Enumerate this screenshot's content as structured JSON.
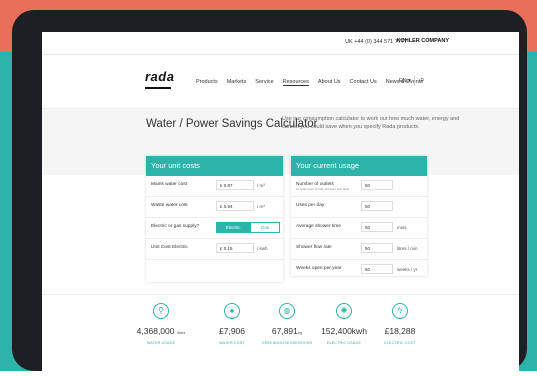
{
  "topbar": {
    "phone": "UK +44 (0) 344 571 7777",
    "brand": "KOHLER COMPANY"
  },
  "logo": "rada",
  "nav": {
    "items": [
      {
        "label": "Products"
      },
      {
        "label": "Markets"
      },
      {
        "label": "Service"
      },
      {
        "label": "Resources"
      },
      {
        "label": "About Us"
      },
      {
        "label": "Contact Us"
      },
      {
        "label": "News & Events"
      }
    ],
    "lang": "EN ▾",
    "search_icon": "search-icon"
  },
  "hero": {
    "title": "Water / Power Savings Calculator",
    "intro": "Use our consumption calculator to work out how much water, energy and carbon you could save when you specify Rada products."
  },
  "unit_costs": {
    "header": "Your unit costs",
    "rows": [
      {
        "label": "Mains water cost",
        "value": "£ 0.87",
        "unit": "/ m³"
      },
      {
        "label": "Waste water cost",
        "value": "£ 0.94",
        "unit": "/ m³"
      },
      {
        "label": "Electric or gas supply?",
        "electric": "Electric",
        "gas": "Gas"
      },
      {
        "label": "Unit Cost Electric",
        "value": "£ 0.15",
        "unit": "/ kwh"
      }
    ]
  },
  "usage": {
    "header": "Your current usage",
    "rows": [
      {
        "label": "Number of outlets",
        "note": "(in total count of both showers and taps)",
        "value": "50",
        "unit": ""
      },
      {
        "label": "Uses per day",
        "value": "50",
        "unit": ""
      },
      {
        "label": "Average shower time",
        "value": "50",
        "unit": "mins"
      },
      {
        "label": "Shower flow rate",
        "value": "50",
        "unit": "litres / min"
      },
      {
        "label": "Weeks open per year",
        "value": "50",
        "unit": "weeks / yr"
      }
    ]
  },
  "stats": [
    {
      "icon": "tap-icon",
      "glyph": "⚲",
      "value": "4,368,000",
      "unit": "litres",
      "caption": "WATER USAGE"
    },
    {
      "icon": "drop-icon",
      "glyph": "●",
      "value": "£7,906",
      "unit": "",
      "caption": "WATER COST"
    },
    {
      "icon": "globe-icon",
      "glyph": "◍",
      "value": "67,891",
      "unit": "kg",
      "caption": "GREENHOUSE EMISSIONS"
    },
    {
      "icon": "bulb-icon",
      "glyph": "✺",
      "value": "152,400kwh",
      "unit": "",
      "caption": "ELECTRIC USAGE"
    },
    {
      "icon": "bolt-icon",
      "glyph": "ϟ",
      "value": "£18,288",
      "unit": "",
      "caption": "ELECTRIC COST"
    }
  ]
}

## [Work required]
Give an exact reproduction of every line, leaving out any picture.

## [Written solution]
Enumerate this screenshot's content as structured JSON.
{
  "topbar": {
    "phone": "UK +44 (0) 344 571 7777",
    "brand": "KOHLER COMPANY"
  },
  "logo": "rada",
  "nav": {
    "items": [
      {
        "label": "Products"
      },
      {
        "label": "Markets"
      },
      {
        "label": "Service"
      },
      {
        "label": "Resources"
      },
      {
        "label": "About Us"
      },
      {
        "label": "Contact Us"
      },
      {
        "label": "News & Events"
      }
    ],
    "lang": "EN ▾",
    "search_icon": "search-icon"
  },
  "hero": {
    "title": "Water / Power Savings Calculator",
    "intro": "Use our consumption calculator to work out how much water, energy and carbon you could save when you specify Rada products."
  },
  "unit_costs": {
    "header": "Your unit costs",
    "rows": [
      {
        "label": "Mains water cost",
        "value": "£ 0.87",
        "unit": "/ m³"
      },
      {
        "label": "Waste water cost",
        "value": "£ 0.94",
        "unit": "/ m³"
      },
      {
        "label": "Electric or gas supply?",
        "electric": "Electric",
        "gas": "Gas"
      },
      {
        "label": "Unit Cost Electric",
        "value": "£ 0.15",
        "unit": "/ kwh"
      }
    ]
  },
  "usage": {
    "header": "Your current usage",
    "rows": [
      {
        "label": "Number of outlets",
        "note": "(in total count of both showers and taps)",
        "value": "50",
        "unit": ""
      },
      {
        "label": "Uses per day",
        "value": "50",
        "unit": ""
      },
      {
        "label": "Average shower time",
        "value": "50",
        "unit": "mins"
      },
      {
        "label": "Shower flow rate",
        "value": "50",
        "unit": "litres / min"
      },
      {
        "label": "Weeks open per year",
        "value": "50",
        "unit": "weeks / yr"
      }
    ]
  },
  "stats": [
    {
      "icon": "tap-icon",
      "glyph": "⚲",
      "value": "4,368,000",
      "unit": "litres",
      "caption": "WATER USAGE"
    },
    {
      "icon": "drop-icon",
      "glyph": "●",
      "value": "£7,906",
      "unit": "",
      "caption": "WATER COST"
    },
    {
      "icon": "globe-icon",
      "glyph": "◍",
      "value": "67,891",
      "unit": "kg",
      "caption": "GREENHOUSE EMISSIONS"
    },
    {
      "icon": "bulb-icon",
      "glyph": "✺",
      "value": "152,400kwh",
      "unit": "",
      "caption": "ELECTRIC USAGE"
    },
    {
      "icon": "bolt-icon",
      "glyph": "ϟ",
      "value": "£18,288",
      "unit": "",
      "caption": "ELECTRIC COST"
    }
  ]
}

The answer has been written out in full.